• How to complete this task:
Look over the lines below. Report each one that includes the string "alerts".

• Data for this task:

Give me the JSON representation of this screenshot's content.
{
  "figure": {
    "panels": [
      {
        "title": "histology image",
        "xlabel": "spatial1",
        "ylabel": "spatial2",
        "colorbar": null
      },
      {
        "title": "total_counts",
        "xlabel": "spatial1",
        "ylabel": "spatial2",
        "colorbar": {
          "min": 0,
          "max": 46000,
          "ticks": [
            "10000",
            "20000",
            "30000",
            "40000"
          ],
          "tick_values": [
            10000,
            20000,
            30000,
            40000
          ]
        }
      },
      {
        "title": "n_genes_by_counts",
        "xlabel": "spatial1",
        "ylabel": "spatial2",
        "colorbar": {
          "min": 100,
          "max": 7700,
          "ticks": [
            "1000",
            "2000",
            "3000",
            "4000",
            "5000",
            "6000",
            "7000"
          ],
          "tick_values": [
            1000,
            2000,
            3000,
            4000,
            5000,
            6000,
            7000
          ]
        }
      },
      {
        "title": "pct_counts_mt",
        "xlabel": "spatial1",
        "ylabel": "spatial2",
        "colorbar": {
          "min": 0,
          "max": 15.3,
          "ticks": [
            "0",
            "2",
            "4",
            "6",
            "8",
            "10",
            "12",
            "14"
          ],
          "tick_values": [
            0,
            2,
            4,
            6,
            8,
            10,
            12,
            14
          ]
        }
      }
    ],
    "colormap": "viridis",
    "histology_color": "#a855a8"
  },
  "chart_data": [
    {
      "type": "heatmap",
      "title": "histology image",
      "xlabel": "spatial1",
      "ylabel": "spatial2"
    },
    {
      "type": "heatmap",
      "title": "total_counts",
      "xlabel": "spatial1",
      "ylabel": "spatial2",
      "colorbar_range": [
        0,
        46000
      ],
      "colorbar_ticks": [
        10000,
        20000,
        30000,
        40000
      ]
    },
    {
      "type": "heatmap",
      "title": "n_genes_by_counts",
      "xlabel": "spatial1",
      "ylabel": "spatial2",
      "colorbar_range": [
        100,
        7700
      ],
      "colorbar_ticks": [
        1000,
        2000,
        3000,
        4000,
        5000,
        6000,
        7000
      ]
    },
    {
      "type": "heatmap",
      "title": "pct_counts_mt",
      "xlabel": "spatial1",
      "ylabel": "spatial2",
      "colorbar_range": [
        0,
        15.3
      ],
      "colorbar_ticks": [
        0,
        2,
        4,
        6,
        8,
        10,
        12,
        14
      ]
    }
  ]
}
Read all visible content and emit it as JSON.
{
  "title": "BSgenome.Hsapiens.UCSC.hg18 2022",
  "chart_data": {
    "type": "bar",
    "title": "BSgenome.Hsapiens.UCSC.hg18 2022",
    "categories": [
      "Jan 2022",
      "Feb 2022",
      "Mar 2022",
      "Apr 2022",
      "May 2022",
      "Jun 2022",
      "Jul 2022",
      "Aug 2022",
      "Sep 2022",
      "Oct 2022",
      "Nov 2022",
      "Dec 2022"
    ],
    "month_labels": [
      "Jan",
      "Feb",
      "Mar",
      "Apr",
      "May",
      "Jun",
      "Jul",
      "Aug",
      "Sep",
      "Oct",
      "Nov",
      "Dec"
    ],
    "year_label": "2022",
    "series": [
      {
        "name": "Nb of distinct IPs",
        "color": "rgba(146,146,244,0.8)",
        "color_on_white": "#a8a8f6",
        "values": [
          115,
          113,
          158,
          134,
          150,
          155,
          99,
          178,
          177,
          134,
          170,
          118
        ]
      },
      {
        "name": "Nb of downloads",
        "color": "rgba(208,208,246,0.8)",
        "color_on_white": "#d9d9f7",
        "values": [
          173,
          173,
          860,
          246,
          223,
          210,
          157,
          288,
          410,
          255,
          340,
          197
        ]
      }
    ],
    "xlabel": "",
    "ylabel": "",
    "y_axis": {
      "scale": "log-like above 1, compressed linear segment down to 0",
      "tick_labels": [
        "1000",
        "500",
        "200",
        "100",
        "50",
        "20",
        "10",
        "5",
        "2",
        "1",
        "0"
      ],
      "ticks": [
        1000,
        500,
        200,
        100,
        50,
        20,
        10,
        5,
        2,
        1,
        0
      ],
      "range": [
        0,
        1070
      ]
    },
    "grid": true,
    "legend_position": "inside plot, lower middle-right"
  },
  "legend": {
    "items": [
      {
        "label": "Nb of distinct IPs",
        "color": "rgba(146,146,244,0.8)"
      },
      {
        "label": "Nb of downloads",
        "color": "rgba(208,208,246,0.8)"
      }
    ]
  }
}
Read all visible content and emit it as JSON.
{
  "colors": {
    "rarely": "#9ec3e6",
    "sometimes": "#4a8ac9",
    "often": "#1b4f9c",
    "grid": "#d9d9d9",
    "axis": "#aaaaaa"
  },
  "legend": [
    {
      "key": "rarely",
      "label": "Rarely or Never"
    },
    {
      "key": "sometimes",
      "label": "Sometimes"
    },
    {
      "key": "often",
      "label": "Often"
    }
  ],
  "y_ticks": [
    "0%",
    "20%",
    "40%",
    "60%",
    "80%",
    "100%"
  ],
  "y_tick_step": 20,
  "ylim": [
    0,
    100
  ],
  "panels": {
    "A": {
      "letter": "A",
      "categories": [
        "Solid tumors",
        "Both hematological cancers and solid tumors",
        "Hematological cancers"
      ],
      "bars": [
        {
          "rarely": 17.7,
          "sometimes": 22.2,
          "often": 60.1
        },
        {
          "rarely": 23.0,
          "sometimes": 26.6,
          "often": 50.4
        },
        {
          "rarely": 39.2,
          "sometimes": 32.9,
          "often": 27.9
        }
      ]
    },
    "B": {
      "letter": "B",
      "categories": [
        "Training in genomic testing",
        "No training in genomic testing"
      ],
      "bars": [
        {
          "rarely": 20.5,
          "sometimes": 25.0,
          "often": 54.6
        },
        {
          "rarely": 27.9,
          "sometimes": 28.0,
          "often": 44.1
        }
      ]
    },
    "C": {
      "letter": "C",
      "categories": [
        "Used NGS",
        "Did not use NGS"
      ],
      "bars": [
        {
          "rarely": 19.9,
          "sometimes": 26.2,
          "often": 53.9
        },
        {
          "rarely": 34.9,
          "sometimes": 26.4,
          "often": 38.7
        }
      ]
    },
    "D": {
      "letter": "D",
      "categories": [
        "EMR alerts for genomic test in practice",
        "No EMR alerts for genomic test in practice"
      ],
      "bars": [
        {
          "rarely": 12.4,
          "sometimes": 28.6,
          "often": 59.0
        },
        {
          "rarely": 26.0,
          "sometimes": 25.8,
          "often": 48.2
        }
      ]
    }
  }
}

• Task response:
        "EMR alerts for genomic test in practice",
        "No EMR alerts for genomic test in practice"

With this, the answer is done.